» Your instructions: Keep only the lines that hold the string "ease", filtering out the rest of the entries below.
————————
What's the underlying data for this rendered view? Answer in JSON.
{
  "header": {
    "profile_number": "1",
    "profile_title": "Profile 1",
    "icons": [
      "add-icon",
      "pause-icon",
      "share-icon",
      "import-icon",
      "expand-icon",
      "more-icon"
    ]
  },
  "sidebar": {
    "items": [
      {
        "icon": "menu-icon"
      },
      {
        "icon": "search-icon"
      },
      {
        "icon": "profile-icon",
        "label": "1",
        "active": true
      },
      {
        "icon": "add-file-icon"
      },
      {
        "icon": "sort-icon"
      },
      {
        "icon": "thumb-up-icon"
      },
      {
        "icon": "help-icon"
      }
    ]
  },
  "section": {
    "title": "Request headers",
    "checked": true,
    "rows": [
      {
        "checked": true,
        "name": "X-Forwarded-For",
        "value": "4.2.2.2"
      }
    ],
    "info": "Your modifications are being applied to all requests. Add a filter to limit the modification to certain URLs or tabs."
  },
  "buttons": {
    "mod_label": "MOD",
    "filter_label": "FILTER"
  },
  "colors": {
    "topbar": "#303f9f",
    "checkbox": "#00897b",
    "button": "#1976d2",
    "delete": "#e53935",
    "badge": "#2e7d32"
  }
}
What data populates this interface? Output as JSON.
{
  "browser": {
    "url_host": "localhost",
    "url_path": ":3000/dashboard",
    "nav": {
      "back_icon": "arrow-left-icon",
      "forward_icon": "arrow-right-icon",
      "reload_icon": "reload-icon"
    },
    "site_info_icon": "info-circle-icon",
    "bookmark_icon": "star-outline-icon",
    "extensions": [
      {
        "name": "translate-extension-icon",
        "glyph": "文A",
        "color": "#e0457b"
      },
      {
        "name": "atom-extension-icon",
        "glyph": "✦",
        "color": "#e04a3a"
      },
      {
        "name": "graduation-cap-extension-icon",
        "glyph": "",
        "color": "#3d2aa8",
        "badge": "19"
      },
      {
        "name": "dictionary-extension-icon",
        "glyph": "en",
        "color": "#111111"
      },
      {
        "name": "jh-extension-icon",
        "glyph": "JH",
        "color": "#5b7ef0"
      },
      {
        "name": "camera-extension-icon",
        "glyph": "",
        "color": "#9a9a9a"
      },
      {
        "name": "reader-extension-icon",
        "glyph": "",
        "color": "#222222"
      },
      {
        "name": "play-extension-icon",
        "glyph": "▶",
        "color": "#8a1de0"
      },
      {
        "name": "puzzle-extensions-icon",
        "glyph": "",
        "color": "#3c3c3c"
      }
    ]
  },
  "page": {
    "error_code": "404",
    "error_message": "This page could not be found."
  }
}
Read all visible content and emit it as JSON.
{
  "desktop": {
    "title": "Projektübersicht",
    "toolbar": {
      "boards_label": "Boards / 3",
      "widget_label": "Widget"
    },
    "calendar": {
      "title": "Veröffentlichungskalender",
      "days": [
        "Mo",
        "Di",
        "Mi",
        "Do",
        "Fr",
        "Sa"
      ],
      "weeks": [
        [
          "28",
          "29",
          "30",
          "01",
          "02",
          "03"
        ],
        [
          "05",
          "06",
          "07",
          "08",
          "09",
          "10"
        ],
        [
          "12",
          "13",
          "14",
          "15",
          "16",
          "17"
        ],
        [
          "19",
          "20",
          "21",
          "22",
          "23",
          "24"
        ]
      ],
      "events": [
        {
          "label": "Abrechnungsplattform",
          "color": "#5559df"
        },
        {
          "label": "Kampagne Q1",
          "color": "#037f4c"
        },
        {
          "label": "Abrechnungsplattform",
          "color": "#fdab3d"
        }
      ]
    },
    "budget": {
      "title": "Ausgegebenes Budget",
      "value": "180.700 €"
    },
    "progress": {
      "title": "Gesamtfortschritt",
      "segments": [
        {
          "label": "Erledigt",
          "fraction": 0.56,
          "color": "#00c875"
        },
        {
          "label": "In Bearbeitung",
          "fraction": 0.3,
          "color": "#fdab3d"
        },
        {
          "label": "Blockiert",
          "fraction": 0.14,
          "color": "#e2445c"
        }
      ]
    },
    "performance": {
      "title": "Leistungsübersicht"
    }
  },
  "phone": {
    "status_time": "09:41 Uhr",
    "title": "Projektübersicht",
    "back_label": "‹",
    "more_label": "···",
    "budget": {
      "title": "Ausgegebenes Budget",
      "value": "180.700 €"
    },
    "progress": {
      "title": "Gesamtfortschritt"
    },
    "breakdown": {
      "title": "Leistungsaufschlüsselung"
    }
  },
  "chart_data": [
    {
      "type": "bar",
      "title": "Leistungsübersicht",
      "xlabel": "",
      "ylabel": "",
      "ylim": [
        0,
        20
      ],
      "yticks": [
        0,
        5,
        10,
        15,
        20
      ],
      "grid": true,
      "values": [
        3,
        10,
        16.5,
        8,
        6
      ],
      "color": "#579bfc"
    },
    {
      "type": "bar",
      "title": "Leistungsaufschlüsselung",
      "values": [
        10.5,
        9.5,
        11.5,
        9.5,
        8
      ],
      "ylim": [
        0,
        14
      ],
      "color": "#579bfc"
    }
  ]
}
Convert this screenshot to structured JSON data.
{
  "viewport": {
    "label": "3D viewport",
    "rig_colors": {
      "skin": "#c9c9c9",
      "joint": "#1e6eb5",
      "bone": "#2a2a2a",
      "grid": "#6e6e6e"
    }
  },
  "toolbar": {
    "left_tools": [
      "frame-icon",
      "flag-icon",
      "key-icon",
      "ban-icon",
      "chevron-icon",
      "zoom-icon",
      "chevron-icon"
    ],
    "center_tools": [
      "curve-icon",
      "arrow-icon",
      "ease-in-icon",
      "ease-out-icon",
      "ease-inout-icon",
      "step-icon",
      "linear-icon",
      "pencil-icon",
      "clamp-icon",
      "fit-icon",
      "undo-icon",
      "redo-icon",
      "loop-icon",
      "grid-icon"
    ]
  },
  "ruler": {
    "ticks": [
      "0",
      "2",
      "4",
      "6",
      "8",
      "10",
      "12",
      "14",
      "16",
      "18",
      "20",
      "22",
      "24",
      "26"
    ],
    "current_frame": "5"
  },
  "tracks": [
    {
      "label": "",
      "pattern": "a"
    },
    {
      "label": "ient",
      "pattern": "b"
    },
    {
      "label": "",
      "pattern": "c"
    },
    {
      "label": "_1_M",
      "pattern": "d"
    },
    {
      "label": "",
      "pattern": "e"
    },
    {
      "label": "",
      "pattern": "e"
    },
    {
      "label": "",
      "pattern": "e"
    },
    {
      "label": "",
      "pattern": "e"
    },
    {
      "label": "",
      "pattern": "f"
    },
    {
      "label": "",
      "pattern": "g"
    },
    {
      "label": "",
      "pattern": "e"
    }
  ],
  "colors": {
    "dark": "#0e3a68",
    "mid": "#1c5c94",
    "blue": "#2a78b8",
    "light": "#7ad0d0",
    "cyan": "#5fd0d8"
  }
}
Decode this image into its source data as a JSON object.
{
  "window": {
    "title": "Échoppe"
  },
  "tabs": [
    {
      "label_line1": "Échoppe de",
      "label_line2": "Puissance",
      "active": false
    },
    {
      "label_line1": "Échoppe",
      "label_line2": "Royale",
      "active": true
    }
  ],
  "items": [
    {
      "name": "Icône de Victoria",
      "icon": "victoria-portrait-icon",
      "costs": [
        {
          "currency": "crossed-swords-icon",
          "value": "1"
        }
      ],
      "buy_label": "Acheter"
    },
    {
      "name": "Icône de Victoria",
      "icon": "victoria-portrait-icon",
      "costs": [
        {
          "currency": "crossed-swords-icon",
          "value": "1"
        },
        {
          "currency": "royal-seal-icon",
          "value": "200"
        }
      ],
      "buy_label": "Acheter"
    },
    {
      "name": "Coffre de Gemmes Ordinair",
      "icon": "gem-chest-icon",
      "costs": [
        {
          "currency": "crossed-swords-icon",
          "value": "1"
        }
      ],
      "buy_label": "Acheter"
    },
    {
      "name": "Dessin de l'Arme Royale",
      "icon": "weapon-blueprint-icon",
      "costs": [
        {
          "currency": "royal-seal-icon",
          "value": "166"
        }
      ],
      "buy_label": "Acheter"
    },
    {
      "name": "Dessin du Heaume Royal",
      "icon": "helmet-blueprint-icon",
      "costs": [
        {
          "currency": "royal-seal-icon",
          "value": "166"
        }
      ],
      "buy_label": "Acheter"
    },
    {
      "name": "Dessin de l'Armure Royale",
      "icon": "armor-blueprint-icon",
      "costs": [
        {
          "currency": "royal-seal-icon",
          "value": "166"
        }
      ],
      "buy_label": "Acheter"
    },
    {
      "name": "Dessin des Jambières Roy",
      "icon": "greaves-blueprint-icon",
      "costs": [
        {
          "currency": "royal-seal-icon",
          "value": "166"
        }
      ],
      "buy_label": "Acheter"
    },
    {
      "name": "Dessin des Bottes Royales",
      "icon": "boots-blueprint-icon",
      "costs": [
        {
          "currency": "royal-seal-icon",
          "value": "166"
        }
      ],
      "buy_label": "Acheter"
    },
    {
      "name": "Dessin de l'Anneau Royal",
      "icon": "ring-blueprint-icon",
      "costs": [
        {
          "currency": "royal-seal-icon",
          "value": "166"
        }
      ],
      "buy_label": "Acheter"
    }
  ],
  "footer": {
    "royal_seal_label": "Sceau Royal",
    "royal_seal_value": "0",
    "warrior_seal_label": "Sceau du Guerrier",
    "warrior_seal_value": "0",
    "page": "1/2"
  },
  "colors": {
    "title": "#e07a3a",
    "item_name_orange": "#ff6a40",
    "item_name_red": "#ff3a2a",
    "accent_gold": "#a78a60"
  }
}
————————
» Complete response:
      "ease-in-icon",
      "ease-out-icon",
      "ease-inout-icon",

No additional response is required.